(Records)
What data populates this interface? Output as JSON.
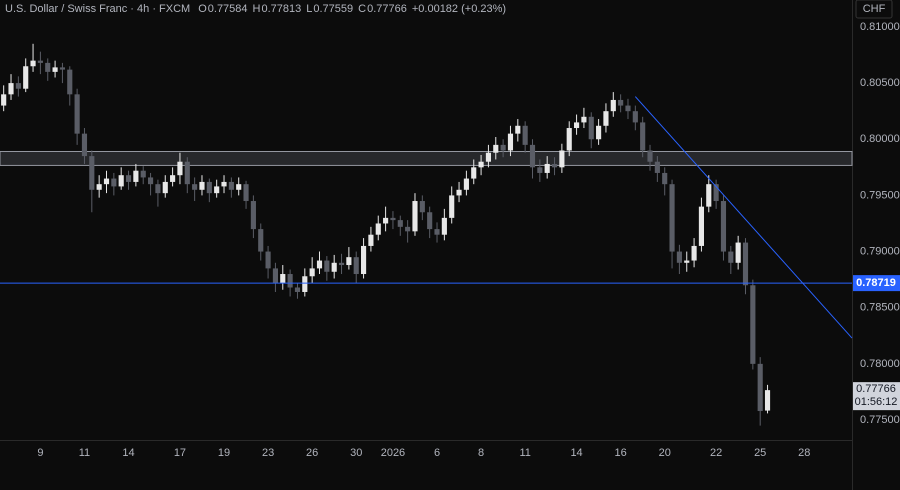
{
  "chart_data": {
    "type": "candlestick",
    "title": "U.S. Dollar / Swiss Franc · 4h · FXCM",
    "legend": [
      {
        "label": "O",
        "value": "0.77584"
      },
      {
        "label": "H",
        "value": "0.77813"
      },
      {
        "label": "L",
        "value": "0.77559"
      },
      {
        "label": "C",
        "value": "0.77766"
      }
    ],
    "change": "+0.00182 (+0.23%)",
    "currency": "CHF",
    "categories": [
      null,
      null,
      null,
      null,
      null,
      "9",
      null,
      null,
      null,
      null,
      null,
      "11",
      null,
      null,
      null,
      null,
      null,
      "14",
      null,
      null,
      null,
      null,
      null,
      null,
      "17",
      null,
      null,
      null,
      null,
      null,
      "19",
      null,
      null,
      null,
      null,
      null,
      "23",
      null,
      null,
      null,
      null,
      null,
      "26",
      null,
      null,
      null,
      null,
      null,
      "30",
      null,
      null,
      null,
      null,
      "2026",
      null,
      null,
      null,
      null,
      null,
      "6",
      null,
      null,
      null,
      null,
      null,
      "8",
      null,
      null,
      null,
      null,
      null,
      "11",
      null,
      null,
      null,
      null,
      null,
      null,
      "14",
      null,
      null,
      null,
      null,
      null,
      "16",
      null,
      null,
      null,
      null,
      null,
      "20",
      null,
      null,
      null,
      null,
      null,
      null,
      "22",
      null,
      null,
      null,
      null,
      null,
      "25",
      null,
      null,
      null,
      null,
      null,
      "28",
      null,
      null,
      null,
      null,
      null,
      null
    ],
    "open": [
      0.803,
      0.804,
      0.805,
      0.8045,
      0.8065,
      0.807,
      0.8068,
      0.806,
      0.8064,
      0.8062,
      0.804,
      0.8005,
      0.7985,
      0.7955,
      0.796,
      0.7965,
      0.7958,
      0.7968,
      0.7962,
      0.7972,
      0.7966,
      0.796,
      0.7952,
      0.7962,
      0.7968,
      0.798,
      0.796,
      0.7955,
      0.7962,
      0.7952,
      0.7958,
      0.7962,
      0.7955,
      0.796,
      0.7945,
      0.792,
      0.79,
      0.7885,
      0.7872,
      0.788,
      0.7868,
      0.7864,
      0.7878,
      0.7885,
      0.7892,
      0.7882,
      0.789,
      0.7888,
      0.7895,
      0.788,
      0.7905,
      0.7915,
      0.7925,
      0.793,
      0.7928,
      0.7922,
      0.7918,
      0.7945,
      0.7935,
      0.792,
      0.7915,
      0.793,
      0.795,
      0.7955,
      0.7965,
      0.7975,
      0.798,
      0.7988,
      0.7995,
      0.799,
      0.8005,
      0.8012,
      0.7995,
      0.7975,
      0.797,
      0.7978,
      0.7975,
      0.799,
      0.801,
      0.8015,
      0.802,
      0.8,
      0.8012,
      0.8025,
      0.8035,
      0.803,
      0.8025,
      0.8015,
      0.799,
      0.798,
      0.797,
      0.796,
      0.79,
      0.789,
      0.7892,
      0.7905,
      0.794,
      0.796,
      0.7945,
      0.79,
      0.789,
      0.7908,
      0.787,
      0.78,
      0.77584,
      null,
      null,
      null,
      null,
      null,
      null,
      null,
      null,
      null,
      null,
      null
    ],
    "high": [
      0.8048,
      0.8058,
      0.8056,
      0.8072,
      0.8085,
      0.8078,
      0.8072,
      0.807,
      0.8068,
      0.8065,
      0.8045,
      0.801,
      0.799,
      0.7968,
      0.7972,
      0.797,
      0.7975,
      0.7972,
      0.7978,
      0.7976,
      0.797,
      0.7964,
      0.7968,
      0.7975,
      0.7988,
      0.7984,
      0.7966,
      0.7968,
      0.7965,
      0.7964,
      0.7968,
      0.7966,
      0.7966,
      0.7963,
      0.795,
      0.7925,
      0.7905,
      0.789,
      0.7888,
      0.7884,
      0.7872,
      0.7885,
      0.7895,
      0.79,
      0.7896,
      0.7897,
      0.7898,
      0.7904,
      0.79,
      0.7912,
      0.7922,
      0.7932,
      0.794,
      0.7936,
      0.7932,
      0.7928,
      0.7952,
      0.795,
      0.794,
      0.7926,
      0.7938,
      0.7958,
      0.7962,
      0.7972,
      0.7982,
      0.7986,
      0.7995,
      0.8002,
      0.8,
      0.8012,
      0.8018,
      0.8016,
      0.8,
      0.7982,
      0.7985,
      0.7984,
      0.7996,
      0.8016,
      0.8022,
      0.8028,
      0.8024,
      0.8018,
      0.8032,
      0.8042,
      0.804,
      0.8036,
      0.803,
      0.802,
      0.7995,
      0.7985,
      0.7975,
      0.7964,
      0.7906,
      0.79,
      0.7912,
      0.7948,
      0.7968,
      0.7964,
      0.795,
      0.7905,
      0.7914,
      0.7912,
      0.7875,
      0.7806,
      0.77813,
      null,
      null,
      null,
      null,
      null,
      null,
      null,
      null,
      null,
      null,
      null
    ],
    "low": [
      0.8025,
      0.8035,
      0.8038,
      0.8042,
      0.806,
      0.8058,
      0.8052,
      0.8055,
      0.805,
      0.803,
      0.7995,
      0.7978,
      0.7935,
      0.7948,
      0.7952,
      0.795,
      0.7955,
      0.7955,
      0.7958,
      0.796,
      0.795,
      0.794,
      0.7948,
      0.7958,
      0.796,
      0.7952,
      0.7945,
      0.795,
      0.7944,
      0.7948,
      0.7952,
      0.7948,
      0.795,
      0.7938,
      0.7912,
      0.7892,
      0.7876,
      0.7864,
      0.7866,
      0.786,
      0.7858,
      0.786,
      0.7872,
      0.788,
      0.7874,
      0.7876,
      0.788,
      0.7884,
      0.7872,
      0.7876,
      0.79,
      0.791,
      0.7918,
      0.792,
      0.7914,
      0.7908,
      0.7914,
      0.7928,
      0.7912,
      0.7908,
      0.791,
      0.7925,
      0.7944,
      0.795,
      0.796,
      0.7968,
      0.7975,
      0.7982,
      0.7984,
      0.7985,
      0.7998,
      0.7988,
      0.7965,
      0.7962,
      0.7965,
      0.7968,
      0.797,
      0.7985,
      0.8004,
      0.801,
      0.7992,
      0.7995,
      0.8006,
      0.802,
      0.8024,
      0.8018,
      0.8008,
      0.7984,
      0.7972,
      0.7962,
      0.795,
      0.7885,
      0.788,
      0.7882,
      0.7886,
      0.79,
      0.7935,
      0.7938,
      0.7892,
      0.788,
      0.7884,
      0.7862,
      0.7795,
      0.7745,
      0.77559,
      null,
      null,
      null,
      null,
      null,
      null,
      null,
      null,
      null,
      null,
      null
    ],
    "close": [
      0.804,
      0.805,
      0.8045,
      0.8065,
      0.807,
      0.8068,
      0.806,
      0.8064,
      0.8062,
      0.804,
      0.8005,
      0.7985,
      0.7955,
      0.796,
      0.7965,
      0.7958,
      0.7968,
      0.7962,
      0.7972,
      0.7966,
      0.796,
      0.7952,
      0.7962,
      0.7968,
      0.798,
      0.796,
      0.7955,
      0.7962,
      0.7952,
      0.7958,
      0.7962,
      0.7955,
      0.796,
      0.7945,
      0.792,
      0.79,
      0.7885,
      0.7872,
      0.788,
      0.7868,
      0.7864,
      0.7878,
      0.7885,
      0.7892,
      0.7882,
      0.789,
      0.7888,
      0.7895,
      0.788,
      0.7905,
      0.7915,
      0.7925,
      0.793,
      0.7928,
      0.7922,
      0.7918,
      0.7945,
      0.7935,
      0.792,
      0.7915,
      0.793,
      0.795,
      0.7955,
      0.7965,
      0.7975,
      0.798,
      0.7988,
      0.7995,
      0.799,
      0.8005,
      0.8012,
      0.7995,
      0.7975,
      0.797,
      0.7978,
      0.7975,
      0.799,
      0.801,
      0.8015,
      0.802,
      0.8,
      0.8012,
      0.8025,
      0.8035,
      0.803,
      0.8025,
      0.8015,
      0.799,
      0.798,
      0.797,
      0.796,
      0.79,
      0.789,
      0.7892,
      0.7905,
      0.794,
      0.796,
      0.7945,
      0.79,
      0.789,
      0.7908,
      0.787,
      0.78,
      0.7758,
      0.77766,
      null,
      null,
      null,
      null,
      null,
      null,
      null,
      null,
      null,
      null,
      null
    ],
    "up_color": "#e8e8e8",
    "down_color": "#5a5d66",
    "ylim": [
      0.77322,
      0.8124
    ],
    "yticks": [
      {
        "value": 0.775,
        "label": "0.77500"
      },
      {
        "value": 0.78,
        "label": "0.78000"
      },
      {
        "value": 0.785,
        "label": "0.78500"
      },
      {
        "value": 0.79,
        "label": "0.79000"
      },
      {
        "value": 0.795,
        "label": "0.79500"
      },
      {
        "value": 0.8,
        "label": "0.80000"
      },
      {
        "value": 0.805,
        "label": "0.80500"
      },
      {
        "value": 0.81,
        "label": "0.81000"
      }
    ],
    "grid": false,
    "zone": [
      0.79767,
      0.79891
    ],
    "level": 0.78719,
    "level_color": "#2962ff",
    "trendline": {
      "start": [
        86,
        0.8038
      ],
      "end": [
        116,
        0.7823
      ],
      "color": "#2962ff"
    },
    "last_price": 0.77766,
    "countdown": "01:56:12"
  }
}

Work to be completed –
Identify which lines contain the word "label" and copy each one.

Answer below –
        "label": "O",
        "label": "H",
        "label": "L",
        "label": "C",
        "label": "0.77500"
        "label": "0.78000"
        "label": "0.78500"
        "label": "0.79000"
        "label": "0.79500"
        "label": "0.80000"
        "label": "0.80500"
        "label": "0.81000"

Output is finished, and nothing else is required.